-- Start of DATASET --
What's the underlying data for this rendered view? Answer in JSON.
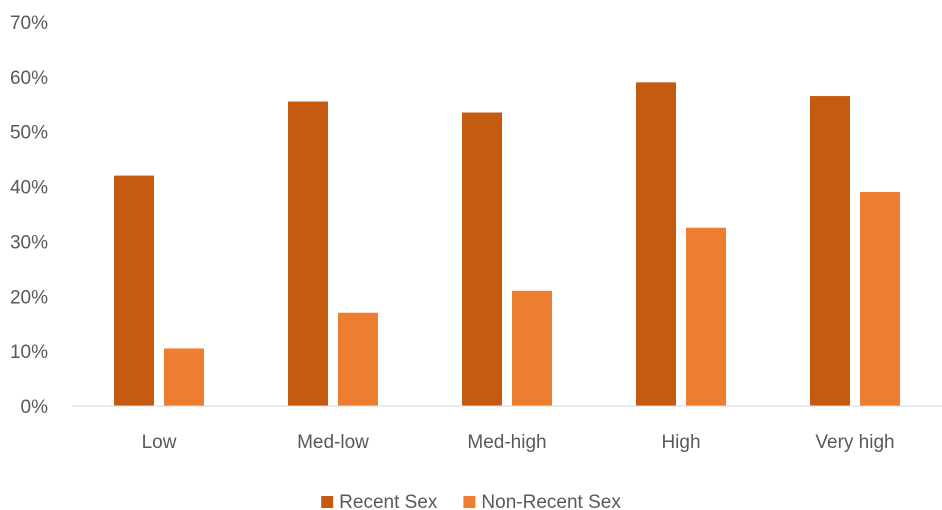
{
  "chart_data": {
    "type": "bar",
    "title": "",
    "xlabel": "",
    "ylabel": "",
    "categories": [
      "Low",
      "Med-low",
      "Med-high",
      "High",
      "Very high"
    ],
    "series": [
      {
        "name": "Recent Sex",
        "color": "#C55A11",
        "values": [
          42,
          55.5,
          53.5,
          59,
          56.5
        ]
      },
      {
        "name": "Non-Recent Sex",
        "color": "#ED7D31",
        "values": [
          10.5,
          17,
          21,
          32.5,
          39
        ]
      }
    ],
    "ylim": [
      0,
      70
    ],
    "yticks": [
      0,
      10,
      20,
      30,
      40,
      50,
      60,
      70
    ],
    "ytick_labels": [
      "0%",
      "10%",
      "20%",
      "30%",
      "40%",
      "50%",
      "60%",
      "70%"
    ],
    "grid": false,
    "legend_position": "bottom"
  }
}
-- End of DATASET --
Please set down each line of the data above exactly as written, without the pictures.

| OUTPUT BELOW |
What's the underlying data for this rendered view? Answer in JSON.
{
  "chart_data": {
    "type": "bar",
    "title": "",
    "xlabel": "",
    "ylabel": "",
    "categories": [
      "Low",
      "Med-low",
      "Med-high",
      "High",
      "Very high"
    ],
    "series": [
      {
        "name": "Recent Sex",
        "color": "#C55A11",
        "values": [
          42,
          55.5,
          53.5,
          59,
          56.5
        ]
      },
      {
        "name": "Non-Recent Sex",
        "color": "#ED7D31",
        "values": [
          10.5,
          17,
          21,
          32.5,
          39
        ]
      }
    ],
    "ylim": [
      0,
      70
    ],
    "yticks": [
      0,
      10,
      20,
      30,
      40,
      50,
      60,
      70
    ],
    "ytick_labels": [
      "0%",
      "10%",
      "20%",
      "30%",
      "40%",
      "50%",
      "60%",
      "70%"
    ],
    "grid": false,
    "legend_position": "bottom"
  }
}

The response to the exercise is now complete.